Extract all lines that hold "video" from the records below.

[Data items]
★ ★ ★ ★ ★

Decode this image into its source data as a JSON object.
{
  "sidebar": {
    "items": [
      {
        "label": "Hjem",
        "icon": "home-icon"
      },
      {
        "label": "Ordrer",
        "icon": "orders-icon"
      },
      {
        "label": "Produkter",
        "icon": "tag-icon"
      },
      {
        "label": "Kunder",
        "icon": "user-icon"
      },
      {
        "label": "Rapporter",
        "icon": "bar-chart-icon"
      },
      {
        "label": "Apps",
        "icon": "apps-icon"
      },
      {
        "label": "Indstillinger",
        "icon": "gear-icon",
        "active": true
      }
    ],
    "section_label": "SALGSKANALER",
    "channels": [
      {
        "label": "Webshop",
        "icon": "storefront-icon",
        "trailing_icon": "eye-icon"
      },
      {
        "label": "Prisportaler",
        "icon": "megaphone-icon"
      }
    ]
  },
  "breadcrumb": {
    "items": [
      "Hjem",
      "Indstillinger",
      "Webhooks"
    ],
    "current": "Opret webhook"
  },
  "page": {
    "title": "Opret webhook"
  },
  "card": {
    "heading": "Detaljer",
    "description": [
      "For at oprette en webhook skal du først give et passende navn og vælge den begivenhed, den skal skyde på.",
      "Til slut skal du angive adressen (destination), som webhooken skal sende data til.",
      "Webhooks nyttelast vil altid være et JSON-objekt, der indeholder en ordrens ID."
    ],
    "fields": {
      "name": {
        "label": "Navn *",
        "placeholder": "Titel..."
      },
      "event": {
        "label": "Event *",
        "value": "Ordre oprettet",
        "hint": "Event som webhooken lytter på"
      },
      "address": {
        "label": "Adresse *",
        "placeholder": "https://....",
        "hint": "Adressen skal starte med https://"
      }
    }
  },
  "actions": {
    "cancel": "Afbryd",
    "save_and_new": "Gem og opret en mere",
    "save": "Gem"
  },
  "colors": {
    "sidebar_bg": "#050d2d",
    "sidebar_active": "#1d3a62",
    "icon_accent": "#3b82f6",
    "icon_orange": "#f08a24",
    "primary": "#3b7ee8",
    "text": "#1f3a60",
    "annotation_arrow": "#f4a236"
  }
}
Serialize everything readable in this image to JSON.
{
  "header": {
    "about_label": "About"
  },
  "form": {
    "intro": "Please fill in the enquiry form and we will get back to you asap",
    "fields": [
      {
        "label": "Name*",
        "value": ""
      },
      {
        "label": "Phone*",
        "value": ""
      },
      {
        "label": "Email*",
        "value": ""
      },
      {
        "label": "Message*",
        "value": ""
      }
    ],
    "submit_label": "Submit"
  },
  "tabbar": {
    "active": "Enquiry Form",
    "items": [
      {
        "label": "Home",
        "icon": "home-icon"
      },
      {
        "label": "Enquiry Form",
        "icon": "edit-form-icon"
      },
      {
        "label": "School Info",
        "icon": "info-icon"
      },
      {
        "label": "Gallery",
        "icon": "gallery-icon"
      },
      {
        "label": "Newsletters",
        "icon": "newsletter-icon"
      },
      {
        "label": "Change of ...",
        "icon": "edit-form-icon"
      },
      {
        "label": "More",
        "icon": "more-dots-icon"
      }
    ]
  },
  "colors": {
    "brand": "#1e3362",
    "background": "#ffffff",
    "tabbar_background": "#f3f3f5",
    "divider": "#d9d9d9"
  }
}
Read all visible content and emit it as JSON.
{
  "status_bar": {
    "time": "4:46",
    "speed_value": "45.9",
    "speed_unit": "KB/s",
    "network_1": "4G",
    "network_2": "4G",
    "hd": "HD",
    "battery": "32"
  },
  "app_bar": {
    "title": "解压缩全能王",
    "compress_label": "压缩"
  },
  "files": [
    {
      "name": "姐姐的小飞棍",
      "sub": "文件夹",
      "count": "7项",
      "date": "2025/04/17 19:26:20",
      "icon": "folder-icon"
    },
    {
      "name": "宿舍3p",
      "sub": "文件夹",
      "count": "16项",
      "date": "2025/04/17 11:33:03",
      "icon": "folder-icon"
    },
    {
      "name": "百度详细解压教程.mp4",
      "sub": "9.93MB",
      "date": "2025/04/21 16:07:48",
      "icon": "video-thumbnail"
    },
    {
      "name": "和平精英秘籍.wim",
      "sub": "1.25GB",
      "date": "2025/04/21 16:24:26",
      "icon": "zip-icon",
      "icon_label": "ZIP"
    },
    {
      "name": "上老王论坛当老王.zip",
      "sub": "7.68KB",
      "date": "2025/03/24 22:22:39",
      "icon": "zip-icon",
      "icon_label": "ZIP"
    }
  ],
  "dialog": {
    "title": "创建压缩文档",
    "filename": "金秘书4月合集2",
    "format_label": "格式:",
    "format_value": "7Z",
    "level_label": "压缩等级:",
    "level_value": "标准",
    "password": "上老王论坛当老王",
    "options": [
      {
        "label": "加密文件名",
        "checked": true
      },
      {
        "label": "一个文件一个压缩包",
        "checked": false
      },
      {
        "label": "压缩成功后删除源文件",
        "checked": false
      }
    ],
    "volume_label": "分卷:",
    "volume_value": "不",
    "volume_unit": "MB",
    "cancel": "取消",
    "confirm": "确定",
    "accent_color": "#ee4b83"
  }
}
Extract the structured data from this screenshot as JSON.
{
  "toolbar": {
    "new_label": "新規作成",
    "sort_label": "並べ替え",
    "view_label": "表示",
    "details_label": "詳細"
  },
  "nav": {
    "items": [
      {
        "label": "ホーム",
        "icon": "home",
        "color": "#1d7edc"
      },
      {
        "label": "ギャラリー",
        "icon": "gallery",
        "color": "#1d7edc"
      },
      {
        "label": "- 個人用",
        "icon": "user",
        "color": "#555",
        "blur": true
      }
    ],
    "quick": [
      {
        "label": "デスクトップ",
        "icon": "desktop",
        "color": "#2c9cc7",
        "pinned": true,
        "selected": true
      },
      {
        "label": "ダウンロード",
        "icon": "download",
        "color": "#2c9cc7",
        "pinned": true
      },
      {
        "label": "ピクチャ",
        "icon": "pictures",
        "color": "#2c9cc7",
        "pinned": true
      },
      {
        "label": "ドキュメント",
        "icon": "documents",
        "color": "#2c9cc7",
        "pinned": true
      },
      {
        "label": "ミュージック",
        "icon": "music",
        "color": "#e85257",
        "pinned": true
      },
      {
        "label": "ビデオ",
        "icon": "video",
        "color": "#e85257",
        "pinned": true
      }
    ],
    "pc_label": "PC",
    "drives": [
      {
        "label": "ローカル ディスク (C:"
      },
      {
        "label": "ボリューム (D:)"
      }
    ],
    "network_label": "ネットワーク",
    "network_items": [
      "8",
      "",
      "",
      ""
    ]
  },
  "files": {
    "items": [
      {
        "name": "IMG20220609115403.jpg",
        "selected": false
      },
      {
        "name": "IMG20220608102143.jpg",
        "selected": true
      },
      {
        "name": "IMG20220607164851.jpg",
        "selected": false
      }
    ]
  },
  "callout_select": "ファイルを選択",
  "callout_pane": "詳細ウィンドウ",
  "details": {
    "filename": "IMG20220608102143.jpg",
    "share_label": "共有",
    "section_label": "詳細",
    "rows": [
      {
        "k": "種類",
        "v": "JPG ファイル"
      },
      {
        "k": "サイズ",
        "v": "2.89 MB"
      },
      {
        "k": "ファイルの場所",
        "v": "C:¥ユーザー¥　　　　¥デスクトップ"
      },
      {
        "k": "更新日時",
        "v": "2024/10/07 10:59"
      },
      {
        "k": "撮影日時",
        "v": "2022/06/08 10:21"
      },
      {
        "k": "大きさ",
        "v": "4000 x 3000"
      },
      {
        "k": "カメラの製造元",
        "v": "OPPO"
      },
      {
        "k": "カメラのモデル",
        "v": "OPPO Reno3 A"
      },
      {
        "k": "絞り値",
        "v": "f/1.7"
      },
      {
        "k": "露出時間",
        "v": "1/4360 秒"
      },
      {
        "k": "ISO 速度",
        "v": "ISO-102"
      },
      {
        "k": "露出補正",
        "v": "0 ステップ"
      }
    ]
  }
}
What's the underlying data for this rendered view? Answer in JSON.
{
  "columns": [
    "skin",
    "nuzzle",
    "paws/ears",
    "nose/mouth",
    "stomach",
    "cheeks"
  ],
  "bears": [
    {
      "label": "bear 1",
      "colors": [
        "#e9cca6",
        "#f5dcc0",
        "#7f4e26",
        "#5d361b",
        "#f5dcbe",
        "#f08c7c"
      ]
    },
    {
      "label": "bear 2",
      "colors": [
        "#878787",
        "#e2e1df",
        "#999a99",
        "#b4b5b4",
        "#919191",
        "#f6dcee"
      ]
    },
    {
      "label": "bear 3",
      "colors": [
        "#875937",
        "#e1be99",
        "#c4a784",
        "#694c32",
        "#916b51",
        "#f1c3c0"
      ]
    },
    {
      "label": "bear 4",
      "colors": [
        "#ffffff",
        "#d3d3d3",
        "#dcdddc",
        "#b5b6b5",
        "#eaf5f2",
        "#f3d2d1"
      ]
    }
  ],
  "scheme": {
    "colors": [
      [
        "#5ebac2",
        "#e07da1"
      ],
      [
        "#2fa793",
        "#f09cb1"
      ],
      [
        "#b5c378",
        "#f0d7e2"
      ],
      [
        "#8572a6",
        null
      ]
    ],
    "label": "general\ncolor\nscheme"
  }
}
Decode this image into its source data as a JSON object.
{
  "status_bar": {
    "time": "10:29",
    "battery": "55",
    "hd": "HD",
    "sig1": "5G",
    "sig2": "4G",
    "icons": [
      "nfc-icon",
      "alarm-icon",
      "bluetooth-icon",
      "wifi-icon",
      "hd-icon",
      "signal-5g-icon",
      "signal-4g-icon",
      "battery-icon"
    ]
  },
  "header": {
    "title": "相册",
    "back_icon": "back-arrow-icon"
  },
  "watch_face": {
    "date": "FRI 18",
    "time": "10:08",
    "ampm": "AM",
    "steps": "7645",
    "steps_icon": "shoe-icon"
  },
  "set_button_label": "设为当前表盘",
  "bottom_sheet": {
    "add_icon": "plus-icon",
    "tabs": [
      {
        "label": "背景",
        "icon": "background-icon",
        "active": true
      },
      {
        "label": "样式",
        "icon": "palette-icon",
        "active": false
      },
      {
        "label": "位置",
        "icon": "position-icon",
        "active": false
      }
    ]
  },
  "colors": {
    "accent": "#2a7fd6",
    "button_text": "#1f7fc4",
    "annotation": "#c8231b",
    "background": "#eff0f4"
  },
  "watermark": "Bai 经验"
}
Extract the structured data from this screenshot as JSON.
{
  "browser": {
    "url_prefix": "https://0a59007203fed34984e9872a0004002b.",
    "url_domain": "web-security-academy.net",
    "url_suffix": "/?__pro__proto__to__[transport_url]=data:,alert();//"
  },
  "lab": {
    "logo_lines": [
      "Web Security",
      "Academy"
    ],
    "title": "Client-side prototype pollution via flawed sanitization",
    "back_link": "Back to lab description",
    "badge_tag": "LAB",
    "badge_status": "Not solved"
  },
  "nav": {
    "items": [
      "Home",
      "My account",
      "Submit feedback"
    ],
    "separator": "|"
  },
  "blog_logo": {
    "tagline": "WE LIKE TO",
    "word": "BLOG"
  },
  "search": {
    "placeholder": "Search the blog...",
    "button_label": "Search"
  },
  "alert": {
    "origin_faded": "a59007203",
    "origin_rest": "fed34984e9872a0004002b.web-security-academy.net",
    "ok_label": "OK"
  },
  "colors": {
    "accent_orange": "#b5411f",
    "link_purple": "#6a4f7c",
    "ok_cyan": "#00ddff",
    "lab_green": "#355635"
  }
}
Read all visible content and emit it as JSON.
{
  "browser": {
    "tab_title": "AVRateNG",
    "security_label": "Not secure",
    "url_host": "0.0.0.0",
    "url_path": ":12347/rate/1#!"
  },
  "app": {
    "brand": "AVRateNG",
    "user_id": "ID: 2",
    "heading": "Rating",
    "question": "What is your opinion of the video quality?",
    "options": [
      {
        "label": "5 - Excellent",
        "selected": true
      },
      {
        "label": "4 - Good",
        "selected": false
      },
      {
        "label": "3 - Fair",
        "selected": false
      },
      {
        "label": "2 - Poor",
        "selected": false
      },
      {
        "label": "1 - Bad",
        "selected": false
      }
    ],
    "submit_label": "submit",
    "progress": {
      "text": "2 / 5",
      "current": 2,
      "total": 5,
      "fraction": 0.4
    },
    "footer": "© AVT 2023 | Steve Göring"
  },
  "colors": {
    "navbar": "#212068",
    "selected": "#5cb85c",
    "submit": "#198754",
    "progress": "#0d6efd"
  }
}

★ ★ ★ ★ ★

> _TASK SOLUTION_:
      "icon": "video-thumbnail"
        "icon": "video",
    "question": "What is your opinion of the video quality?",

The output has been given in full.